Count how many lines of the items below contain the word "ischial", treating uppercase and lowercase as different, and give only that number.

--- START Records provided ---

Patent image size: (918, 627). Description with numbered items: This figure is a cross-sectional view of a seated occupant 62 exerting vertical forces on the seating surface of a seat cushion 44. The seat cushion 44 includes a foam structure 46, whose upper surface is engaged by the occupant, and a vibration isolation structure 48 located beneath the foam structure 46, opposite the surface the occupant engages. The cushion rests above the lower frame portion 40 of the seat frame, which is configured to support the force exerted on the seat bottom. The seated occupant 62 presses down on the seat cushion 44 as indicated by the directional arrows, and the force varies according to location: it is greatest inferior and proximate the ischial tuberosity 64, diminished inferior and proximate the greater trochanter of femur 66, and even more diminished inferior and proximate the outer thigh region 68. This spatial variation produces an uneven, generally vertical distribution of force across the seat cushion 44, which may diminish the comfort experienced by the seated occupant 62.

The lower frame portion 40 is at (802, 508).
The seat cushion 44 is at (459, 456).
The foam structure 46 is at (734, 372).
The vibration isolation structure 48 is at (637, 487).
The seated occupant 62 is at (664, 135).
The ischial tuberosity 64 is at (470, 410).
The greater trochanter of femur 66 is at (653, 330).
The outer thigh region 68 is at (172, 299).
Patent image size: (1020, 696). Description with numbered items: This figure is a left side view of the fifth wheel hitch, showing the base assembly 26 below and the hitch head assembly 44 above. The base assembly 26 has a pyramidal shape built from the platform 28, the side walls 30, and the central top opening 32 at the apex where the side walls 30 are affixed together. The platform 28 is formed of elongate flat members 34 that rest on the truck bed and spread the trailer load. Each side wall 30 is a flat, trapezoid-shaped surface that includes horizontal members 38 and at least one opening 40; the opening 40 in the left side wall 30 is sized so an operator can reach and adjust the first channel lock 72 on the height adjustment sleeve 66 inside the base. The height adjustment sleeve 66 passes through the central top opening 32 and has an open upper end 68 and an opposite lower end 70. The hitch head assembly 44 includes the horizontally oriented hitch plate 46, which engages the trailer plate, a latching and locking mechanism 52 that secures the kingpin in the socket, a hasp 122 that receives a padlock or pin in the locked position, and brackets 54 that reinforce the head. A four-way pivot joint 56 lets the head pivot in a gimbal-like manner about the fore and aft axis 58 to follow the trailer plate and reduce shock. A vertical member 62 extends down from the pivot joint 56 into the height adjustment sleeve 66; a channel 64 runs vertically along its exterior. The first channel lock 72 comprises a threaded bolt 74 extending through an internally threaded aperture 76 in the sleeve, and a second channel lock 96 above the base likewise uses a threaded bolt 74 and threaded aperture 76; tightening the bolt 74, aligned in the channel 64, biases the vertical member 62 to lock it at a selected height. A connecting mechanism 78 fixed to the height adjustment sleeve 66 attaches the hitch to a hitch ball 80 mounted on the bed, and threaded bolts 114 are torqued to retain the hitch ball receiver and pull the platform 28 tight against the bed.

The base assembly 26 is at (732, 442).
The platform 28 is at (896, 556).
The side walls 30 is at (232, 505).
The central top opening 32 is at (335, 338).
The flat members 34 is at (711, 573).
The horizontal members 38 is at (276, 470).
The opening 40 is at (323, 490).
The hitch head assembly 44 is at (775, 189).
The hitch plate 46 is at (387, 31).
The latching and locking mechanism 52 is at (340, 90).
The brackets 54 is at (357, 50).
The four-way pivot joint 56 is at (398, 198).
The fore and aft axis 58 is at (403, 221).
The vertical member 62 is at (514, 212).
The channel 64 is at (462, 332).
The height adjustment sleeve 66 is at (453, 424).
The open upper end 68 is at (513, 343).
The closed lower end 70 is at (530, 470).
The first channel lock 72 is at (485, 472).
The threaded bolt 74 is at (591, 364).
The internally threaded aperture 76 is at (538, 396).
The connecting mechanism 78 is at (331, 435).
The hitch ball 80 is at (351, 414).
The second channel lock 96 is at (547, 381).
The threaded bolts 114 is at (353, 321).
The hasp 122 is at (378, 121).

--- END Records provided ---

Expected answer –
2